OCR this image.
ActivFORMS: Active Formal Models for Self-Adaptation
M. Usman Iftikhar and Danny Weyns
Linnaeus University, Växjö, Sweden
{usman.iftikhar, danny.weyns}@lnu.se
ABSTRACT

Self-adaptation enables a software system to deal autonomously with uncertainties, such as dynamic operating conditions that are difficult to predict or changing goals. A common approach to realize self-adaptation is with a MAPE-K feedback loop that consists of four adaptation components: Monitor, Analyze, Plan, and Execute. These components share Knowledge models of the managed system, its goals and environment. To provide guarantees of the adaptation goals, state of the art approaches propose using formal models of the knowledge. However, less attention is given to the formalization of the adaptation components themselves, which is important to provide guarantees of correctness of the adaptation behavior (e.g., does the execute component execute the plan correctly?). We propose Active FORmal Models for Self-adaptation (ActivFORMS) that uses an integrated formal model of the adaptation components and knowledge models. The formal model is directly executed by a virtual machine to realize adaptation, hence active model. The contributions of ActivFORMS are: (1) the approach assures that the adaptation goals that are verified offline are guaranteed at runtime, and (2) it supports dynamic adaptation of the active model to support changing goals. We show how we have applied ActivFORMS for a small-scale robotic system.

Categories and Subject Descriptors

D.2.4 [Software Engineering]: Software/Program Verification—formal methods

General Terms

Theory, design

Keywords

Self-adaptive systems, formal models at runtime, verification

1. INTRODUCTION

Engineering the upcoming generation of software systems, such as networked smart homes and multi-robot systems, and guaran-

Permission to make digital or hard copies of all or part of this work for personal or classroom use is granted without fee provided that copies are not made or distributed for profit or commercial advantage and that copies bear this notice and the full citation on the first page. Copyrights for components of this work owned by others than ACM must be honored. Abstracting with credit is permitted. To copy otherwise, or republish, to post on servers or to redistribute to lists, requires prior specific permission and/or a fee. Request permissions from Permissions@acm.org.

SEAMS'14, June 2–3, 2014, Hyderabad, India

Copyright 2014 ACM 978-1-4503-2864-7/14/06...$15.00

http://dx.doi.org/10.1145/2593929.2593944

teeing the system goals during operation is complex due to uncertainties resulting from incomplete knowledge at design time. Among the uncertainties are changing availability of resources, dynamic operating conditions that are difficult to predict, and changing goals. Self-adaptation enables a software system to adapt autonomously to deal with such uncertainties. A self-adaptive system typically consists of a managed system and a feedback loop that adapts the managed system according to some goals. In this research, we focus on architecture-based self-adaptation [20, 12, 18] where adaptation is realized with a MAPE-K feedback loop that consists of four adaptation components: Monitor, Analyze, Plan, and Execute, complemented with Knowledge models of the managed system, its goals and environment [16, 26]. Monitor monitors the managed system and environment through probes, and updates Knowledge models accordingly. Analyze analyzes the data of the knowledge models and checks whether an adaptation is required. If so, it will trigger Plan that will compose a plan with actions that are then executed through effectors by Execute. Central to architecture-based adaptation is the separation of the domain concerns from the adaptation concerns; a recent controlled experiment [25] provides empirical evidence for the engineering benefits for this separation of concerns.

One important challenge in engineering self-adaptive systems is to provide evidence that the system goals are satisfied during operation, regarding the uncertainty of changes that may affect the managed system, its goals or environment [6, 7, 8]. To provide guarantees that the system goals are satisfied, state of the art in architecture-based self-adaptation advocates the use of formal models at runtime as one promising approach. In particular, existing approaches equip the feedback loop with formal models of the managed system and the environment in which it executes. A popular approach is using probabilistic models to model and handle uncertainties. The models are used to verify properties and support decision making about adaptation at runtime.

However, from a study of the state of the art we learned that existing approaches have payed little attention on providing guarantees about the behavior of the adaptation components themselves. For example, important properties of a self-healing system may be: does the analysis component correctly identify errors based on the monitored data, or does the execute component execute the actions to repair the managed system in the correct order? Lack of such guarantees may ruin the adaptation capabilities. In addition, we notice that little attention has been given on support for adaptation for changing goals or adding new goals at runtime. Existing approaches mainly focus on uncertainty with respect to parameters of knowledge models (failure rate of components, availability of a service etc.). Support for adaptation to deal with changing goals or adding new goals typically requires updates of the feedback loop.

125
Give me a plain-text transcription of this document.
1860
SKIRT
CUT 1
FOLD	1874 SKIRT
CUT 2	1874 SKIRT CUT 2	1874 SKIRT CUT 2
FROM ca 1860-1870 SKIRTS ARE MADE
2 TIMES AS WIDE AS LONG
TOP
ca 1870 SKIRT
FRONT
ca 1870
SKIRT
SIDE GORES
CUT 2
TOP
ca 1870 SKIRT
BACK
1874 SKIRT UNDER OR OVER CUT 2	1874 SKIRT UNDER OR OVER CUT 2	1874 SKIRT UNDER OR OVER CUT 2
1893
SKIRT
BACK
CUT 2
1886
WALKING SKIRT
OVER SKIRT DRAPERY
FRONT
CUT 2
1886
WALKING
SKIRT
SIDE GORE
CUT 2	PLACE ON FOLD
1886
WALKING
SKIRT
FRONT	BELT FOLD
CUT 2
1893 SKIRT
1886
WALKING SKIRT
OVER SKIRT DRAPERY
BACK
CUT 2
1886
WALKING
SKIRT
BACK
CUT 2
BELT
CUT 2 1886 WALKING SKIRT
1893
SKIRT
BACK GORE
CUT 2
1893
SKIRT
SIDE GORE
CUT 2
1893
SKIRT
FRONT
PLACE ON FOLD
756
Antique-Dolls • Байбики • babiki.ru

******

The problem:
Give the material above again, word for word.

Exercise response:
OCR this image.
ActivFORMS: Active Formal Models for Self-Adaptation
M. Usman Iftikhar and Danny Weyns
Linnaeus University, Växjö, Sweden
{usman.iftikhar, danny.weyns}@lnu.se
ABSTRACT

Self-adaptation enables a software system to deal autonomously with uncertainties, such as dynamic operating conditions that are difficult to predict or changing goals. A common approach to realize self-adaptation is with a MAPE-K feedback loop that consists of four adaptation components: Monitor, Analyze, Plan, and Execute. These components share Knowledge models of the managed system, its goals and environment. To provide guarantees of the adaptation goals, state of the art approaches propose using formal models of the knowledge. However, less attention is given to the formalization of the adaptation components themselves, which is important to provide guarantees of correctness of the adaptation behavior (e.g., does the execute component execute the plan correctly?). We propose Active FORmal Models for Self-adaptation (ActivFORMS) that uses an integrated formal model of the adaptation components and knowledge models. The formal model is directly executed by a virtual machine to realize adaptation, hence active model. The contributions of ActivFORMS are: (1) the approach assures that the adaptation goals that are verified offline are guaranteed at runtime, and (2) it supports dynamic adaptation of the active model to support changing goals. We show how we have applied ActivFORMS for a small-scale robotic system.

Categories and Subject Descriptors

D.2.4 [Software Engineering]: Software/Program Verification—formal methods

General Terms

Theory, design

Keywords

Self-adaptive systems, formal models at runtime, verification

1. INTRODUCTION

Engineering the upcoming generation of software systems, such as networked smart homes and multi-robot systems, and guaran-

Permission to make digital or hard copies of all or part of this work for personal or classroom use is granted without fee provided that copies are not made or distributed for profit or commercial advantage and that copies bear this notice and the full citation on the first page. Copyrights for components of this work owned by others than ACM must be honored. Abstracting with credit is permitted. To copy otherwise, or republish, to post on servers or to redistribute to lists, requires prior specific permission and/or a fee. Request permissions from Permissions@acm.org.

SEAMS'14, June 2–3, 2014, Hyderabad, India

Copyright 2014 ACM 978-1-4503-2864-7/14/06...$15.00

http://dx.doi.org/10.1145/2593929.2593944

teeing the system goals during operation is complex due to uncertainties resulting from incomplete knowledge at design time. Among the uncertainties are changing availability of resources, dynamic operating conditions that are difficult to predict, and changing goals. Self-adaptation enables a software system to adapt autonomously to deal with such uncertainties. A self-adaptive system typically consists of a managed system and a feedback loop that adapts the managed system according to some goals. In this research, we focus on architecture-based self-adaptation [20, 12, 18] where adaptation is realized with a MAPE-K feedback loop that consists of four adaptation components: Monitor, Analyze, Plan, and Execute, complemented with Knowledge models of the managed system, its goals and environment [16, 26]. Monitor monitors the managed system and environment through probes, and updates Knowledge models accordingly. Analyze analyzes the data of the knowledge models and checks whether an adaptation is required. If so, it will trigger Plan that will compose a plan with actions that are then executed through effectors by Execute. Central to architecture-based adaptation is the separation of the domain concerns from the adaptation concerns; a recent controlled experiment [25] provides empirical evidence for the engineering benefits for this separation of concerns.

One important challenge in engineering self-adaptive systems is to provide evidence that the system goals are satisfied during operation, regarding the uncertainty of changes that may affect the managed system, its goals or environment [6, 7, 8]. To provide guarantees that the system goals are satisfied, state of the art in architecture-based self-adaptation advocates the use of formal models at runtime as one promising approach. In particular, existing approaches equip the feedback loop with formal models of the managed system and the environment in which it executes. A popular approach is using probabilistic models to model and handle uncertainties. The models are used to verify properties and support decision making about adaptation at runtime.

However, from a study of the state of the art we learned that existing approaches have payed little attention on providing guarantees about the behavior of the adaptation components themselves. For example, important properties of a self-healing system may be: does the analysis component correctly identify errors based on the monitored data, or does the execute component execute the actions to repair the managed system in the correct order? Lack of such guarantees may ruin the adaptation capabilities. In addition, we notice that little attention has been given on support for adaptation for changing goals or adding new goals at runtime. Existing approaches mainly focus on uncertainty with respect to parameters of knowledge models (failure rate of components, availability of a service etc.). Support for adaptation to deal with changing goals or adding new goals typically requires updates of the feedback loop.

125
Give me a plain-text transcription of this document.
1860
SKIRT
CUT 1
FOLD	1874 SKIRT
CUT 2	1874 SKIRT CUT 2	1874 SKIRT CUT 2
FROM ca 1860-1870 SKIRTS ARE MADE
2 TIMES AS WIDE AS LONG
TOP
ca 1870 SKIRT
FRONT
ca 1870
SKIRT
SIDE GORES
CUT 2
TOP
ca 1870 SKIRT
BACK
1874 SKIRT UNDER OR OVER CUT 2	1874 SKIRT UNDER OR OVER CUT 2	1874 SKIRT UNDER OR OVER CUT 2
1893
SKIRT
BACK
CUT 2
1886
WALKING SKIRT
OVER SKIRT DRAPERY
FRONT
CUT 2
1886
WALKING
SKIRT
SIDE GORE
CUT 2	PLACE ON FOLD
1886
WALKING
SKIRT
FRONT	BELT FOLD
CUT 2
1893 SKIRT
1886
WALKING SKIRT
OVER SKIRT DRAPERY
BACK
CUT 2
1886
WALKING
SKIRT
BACK
CUT 2
BELT
CUT 2 1886 WALKING SKIRT
1893
SKIRT
BACK GORE
CUT 2
1893
SKIRT
SIDE GORE
CUT 2
1893
SKIRT
FRONT
PLACE ON FOLD
756
Antique-Dolls • Байбики • babiki.ru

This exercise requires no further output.